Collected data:
-- BEGIN --

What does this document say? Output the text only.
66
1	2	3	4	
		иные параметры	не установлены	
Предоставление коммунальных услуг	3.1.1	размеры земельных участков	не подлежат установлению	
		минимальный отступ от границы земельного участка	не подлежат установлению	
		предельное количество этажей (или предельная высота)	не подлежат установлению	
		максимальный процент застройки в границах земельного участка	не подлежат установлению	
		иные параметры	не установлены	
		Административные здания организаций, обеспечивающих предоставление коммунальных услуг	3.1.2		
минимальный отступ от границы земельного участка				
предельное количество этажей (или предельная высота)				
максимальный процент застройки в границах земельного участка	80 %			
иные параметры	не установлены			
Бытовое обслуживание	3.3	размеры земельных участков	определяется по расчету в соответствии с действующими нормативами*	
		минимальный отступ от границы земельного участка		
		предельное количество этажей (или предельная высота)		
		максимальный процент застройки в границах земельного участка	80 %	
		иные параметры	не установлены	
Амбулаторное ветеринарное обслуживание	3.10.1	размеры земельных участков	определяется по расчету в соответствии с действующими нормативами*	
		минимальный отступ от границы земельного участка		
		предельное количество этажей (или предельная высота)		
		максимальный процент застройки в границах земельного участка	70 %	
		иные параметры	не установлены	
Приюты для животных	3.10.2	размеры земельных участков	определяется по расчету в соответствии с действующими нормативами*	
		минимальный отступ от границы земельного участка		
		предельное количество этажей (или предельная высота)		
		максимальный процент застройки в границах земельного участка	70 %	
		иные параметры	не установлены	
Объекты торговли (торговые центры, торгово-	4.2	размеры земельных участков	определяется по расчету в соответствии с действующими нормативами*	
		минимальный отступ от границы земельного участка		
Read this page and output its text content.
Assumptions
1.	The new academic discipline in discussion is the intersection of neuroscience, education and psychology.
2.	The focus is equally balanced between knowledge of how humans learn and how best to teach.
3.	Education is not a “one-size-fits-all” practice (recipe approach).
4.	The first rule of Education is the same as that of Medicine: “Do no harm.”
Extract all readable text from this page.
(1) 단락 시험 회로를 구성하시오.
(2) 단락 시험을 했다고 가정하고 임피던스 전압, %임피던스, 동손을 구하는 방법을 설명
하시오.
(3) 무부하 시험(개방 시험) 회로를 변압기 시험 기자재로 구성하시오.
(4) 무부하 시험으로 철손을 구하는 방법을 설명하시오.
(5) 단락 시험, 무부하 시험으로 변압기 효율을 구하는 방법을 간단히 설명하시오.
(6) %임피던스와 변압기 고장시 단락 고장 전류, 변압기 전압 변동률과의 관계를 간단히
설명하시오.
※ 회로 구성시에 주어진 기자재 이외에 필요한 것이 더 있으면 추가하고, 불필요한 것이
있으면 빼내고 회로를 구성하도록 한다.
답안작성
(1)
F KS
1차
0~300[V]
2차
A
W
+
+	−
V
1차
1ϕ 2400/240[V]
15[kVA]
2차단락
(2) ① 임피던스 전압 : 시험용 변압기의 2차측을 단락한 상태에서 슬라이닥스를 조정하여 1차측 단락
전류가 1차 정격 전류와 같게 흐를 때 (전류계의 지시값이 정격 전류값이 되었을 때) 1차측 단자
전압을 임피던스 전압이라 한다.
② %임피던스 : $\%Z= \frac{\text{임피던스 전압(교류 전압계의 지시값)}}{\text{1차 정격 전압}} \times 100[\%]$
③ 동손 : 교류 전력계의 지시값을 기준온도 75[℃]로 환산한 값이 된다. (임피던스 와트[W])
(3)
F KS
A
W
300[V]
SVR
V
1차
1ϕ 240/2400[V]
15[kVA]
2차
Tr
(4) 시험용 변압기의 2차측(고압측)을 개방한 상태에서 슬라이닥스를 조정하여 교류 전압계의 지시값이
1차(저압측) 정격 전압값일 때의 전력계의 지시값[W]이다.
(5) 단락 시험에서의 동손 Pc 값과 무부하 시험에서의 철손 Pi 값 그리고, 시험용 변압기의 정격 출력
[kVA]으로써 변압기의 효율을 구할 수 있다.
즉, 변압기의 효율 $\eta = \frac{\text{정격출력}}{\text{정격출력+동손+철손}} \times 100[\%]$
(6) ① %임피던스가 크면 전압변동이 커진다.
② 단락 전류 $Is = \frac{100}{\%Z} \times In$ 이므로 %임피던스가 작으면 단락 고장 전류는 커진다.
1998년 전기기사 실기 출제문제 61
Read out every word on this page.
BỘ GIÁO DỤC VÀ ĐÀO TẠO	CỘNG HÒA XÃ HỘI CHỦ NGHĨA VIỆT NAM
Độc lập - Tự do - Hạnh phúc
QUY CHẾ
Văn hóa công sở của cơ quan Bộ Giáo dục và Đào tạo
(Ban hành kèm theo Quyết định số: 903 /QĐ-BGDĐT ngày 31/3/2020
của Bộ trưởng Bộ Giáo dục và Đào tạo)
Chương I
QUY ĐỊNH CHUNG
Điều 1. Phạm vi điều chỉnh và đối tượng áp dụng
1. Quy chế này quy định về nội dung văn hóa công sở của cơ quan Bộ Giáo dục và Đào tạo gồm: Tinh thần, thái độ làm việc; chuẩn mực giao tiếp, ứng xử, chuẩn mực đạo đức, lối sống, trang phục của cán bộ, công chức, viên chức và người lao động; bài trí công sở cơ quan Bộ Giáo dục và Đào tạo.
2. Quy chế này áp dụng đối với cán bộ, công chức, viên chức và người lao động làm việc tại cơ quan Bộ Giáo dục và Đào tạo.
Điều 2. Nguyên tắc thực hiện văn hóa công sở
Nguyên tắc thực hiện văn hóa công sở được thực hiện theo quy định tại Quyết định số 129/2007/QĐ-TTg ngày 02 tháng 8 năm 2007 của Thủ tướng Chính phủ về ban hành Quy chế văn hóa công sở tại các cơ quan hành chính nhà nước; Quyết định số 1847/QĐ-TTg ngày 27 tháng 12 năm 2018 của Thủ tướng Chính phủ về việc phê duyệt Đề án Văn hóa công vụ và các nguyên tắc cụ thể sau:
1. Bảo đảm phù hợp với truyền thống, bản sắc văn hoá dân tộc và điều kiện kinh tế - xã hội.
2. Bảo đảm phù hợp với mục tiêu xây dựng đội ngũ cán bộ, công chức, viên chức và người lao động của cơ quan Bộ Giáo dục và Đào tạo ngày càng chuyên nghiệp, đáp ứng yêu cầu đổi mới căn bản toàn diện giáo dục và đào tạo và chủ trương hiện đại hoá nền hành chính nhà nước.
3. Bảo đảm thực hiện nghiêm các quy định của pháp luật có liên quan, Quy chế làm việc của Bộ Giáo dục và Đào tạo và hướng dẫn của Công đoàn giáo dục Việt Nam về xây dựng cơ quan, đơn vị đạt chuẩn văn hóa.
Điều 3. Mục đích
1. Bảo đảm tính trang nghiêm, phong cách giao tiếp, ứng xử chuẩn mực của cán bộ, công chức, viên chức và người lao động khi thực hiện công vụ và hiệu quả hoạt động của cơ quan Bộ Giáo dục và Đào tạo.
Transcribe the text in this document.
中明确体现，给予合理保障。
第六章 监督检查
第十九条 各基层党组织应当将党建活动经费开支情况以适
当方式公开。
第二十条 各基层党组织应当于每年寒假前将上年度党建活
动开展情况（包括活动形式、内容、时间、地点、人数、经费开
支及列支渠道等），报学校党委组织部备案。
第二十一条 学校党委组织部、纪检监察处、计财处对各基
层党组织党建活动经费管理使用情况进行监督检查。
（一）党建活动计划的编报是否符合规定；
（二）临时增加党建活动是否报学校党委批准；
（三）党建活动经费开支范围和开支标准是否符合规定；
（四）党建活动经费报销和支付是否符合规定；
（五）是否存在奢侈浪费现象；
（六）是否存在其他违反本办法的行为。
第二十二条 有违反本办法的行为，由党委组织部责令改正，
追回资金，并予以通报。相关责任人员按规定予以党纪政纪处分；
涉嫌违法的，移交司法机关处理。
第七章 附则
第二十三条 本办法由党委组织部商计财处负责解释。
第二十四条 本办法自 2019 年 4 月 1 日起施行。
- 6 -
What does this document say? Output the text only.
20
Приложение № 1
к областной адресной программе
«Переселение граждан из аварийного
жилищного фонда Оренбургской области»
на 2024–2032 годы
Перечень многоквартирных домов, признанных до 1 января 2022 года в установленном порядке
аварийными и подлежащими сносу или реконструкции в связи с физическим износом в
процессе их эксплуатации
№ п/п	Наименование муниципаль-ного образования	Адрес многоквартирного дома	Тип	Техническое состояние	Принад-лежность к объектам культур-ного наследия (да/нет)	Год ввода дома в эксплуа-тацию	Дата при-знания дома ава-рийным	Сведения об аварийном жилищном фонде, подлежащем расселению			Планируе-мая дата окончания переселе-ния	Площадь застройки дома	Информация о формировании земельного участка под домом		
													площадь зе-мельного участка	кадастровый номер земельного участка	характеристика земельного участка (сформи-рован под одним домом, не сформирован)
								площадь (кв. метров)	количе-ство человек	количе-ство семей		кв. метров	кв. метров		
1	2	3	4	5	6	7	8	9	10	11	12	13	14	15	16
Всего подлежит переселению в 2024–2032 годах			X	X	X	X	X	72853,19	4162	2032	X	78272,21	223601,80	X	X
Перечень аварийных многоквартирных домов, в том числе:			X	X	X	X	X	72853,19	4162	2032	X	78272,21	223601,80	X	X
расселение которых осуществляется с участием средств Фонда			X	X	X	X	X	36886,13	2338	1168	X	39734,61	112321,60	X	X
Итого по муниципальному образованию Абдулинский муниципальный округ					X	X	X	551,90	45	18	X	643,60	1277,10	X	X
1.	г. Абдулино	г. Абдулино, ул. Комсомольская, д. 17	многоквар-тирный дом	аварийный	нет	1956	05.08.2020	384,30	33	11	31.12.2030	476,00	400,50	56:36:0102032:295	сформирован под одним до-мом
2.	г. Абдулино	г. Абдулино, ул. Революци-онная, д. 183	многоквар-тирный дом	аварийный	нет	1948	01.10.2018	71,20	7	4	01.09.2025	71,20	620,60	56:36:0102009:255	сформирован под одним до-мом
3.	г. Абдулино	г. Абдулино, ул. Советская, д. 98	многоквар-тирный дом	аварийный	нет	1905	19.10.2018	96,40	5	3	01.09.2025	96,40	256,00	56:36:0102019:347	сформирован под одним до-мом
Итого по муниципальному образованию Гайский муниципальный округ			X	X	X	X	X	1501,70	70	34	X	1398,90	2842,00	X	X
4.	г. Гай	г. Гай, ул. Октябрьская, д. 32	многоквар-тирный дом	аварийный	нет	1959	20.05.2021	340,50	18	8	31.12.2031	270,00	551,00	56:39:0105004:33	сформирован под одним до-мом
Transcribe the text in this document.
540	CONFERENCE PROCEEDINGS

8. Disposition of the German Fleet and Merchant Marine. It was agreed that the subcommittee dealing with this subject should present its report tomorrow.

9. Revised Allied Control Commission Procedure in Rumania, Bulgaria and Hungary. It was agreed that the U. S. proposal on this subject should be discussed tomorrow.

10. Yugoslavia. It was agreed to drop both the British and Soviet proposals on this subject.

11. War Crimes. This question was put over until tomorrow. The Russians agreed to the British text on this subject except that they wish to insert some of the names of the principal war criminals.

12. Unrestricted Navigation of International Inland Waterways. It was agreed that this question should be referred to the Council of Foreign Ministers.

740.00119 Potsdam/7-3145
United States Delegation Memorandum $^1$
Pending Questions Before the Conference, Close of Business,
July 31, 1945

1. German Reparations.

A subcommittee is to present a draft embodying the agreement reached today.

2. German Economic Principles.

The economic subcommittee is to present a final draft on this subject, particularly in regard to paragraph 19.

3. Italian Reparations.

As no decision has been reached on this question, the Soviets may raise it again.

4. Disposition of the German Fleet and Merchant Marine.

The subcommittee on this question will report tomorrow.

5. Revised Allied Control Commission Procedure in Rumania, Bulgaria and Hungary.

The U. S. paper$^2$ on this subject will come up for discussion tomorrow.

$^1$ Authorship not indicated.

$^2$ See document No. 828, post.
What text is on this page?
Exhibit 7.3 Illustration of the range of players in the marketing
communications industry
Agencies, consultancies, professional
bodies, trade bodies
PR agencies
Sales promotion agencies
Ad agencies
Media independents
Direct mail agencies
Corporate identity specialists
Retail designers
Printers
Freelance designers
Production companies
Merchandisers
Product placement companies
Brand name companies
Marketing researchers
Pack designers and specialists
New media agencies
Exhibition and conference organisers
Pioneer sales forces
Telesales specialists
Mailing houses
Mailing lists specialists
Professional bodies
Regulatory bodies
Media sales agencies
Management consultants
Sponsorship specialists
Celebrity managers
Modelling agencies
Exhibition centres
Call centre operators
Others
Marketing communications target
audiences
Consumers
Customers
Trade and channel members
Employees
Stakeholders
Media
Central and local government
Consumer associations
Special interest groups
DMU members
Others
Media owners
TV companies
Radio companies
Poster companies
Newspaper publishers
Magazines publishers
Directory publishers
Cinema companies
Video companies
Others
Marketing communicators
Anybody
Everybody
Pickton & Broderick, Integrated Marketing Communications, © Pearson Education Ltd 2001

-- END --

What is asked –
Find all lines holding the string "German" and copy them.

Response to the exercise –
8. Disposition of the German Fleet and Merchant Marine. It was agreed that the subcommittee dealing with this subject should present its report tomorrow.
1. German Reparations.
2. German Economic Principles.
4. Disposition of the German Fleet and Merchant Marine.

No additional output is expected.